*Data shown*.
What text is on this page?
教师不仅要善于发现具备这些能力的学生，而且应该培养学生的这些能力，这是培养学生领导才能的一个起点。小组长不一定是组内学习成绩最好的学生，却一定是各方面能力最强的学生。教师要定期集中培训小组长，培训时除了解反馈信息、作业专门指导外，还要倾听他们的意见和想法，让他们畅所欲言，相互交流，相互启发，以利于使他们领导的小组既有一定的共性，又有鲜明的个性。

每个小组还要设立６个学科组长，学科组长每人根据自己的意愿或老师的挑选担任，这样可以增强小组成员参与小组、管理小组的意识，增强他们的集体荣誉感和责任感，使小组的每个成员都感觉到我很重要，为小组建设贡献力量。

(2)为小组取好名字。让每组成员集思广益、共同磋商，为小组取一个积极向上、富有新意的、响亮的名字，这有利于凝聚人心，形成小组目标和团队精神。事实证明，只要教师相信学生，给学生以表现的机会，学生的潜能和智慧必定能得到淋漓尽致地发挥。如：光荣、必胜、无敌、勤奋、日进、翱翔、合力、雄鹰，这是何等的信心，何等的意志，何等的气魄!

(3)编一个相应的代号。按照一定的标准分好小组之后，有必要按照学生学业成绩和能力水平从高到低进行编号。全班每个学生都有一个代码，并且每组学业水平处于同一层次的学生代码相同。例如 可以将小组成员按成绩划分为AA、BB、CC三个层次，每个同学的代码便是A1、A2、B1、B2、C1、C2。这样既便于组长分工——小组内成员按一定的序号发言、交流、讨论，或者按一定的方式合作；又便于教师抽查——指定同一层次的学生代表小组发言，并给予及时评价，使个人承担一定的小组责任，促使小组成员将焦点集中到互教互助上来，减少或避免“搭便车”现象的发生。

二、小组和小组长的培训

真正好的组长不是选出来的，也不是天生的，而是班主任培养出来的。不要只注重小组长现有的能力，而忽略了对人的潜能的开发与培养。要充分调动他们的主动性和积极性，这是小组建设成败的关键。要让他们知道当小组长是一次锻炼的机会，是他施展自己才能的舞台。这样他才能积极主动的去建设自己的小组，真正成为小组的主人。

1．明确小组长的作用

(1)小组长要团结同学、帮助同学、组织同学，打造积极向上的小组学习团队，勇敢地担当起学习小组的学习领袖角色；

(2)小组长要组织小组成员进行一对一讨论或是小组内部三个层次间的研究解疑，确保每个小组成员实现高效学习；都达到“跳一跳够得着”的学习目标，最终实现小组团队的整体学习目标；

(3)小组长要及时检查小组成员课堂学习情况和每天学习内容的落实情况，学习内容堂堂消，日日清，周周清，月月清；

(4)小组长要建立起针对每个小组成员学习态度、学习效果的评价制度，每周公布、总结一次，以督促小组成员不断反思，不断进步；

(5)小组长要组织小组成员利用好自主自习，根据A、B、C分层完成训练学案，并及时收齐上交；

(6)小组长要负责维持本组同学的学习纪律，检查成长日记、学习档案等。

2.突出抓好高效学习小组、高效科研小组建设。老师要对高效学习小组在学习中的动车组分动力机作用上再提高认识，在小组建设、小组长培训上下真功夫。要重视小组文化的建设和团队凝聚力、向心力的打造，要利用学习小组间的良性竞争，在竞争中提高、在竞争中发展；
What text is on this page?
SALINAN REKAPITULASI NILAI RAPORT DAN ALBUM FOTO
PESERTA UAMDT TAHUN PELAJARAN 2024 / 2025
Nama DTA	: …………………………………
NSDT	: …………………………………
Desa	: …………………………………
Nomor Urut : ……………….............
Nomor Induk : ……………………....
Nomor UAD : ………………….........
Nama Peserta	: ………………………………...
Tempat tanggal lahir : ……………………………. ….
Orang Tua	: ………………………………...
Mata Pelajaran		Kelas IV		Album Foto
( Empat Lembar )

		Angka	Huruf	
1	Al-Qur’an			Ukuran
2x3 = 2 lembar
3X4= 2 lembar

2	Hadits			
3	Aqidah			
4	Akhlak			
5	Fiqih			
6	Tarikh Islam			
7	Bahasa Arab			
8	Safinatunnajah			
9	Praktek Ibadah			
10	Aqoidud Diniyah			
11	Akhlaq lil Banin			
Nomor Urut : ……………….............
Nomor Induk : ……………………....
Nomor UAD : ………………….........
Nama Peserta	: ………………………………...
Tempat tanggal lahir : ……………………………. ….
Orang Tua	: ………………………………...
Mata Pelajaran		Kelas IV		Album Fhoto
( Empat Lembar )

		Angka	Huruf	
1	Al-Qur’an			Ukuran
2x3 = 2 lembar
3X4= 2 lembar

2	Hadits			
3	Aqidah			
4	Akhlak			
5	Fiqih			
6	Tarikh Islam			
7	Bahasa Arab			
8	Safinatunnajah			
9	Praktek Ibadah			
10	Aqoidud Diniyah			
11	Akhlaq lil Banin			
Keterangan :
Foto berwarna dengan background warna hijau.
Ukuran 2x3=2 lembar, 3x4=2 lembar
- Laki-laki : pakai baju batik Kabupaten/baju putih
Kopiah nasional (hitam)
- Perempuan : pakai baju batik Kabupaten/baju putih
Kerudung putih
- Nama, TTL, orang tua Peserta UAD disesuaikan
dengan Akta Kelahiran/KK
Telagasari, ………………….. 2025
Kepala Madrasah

*What the task asks*. Keep only the lines that hold the string "putih", and copy them out.

*Response to the task*.
- Laki-laki : pakai baju batik Kabupaten/baju putih
- Perempuan : pakai baju batik Kabupaten/baju putih
Kerudung putih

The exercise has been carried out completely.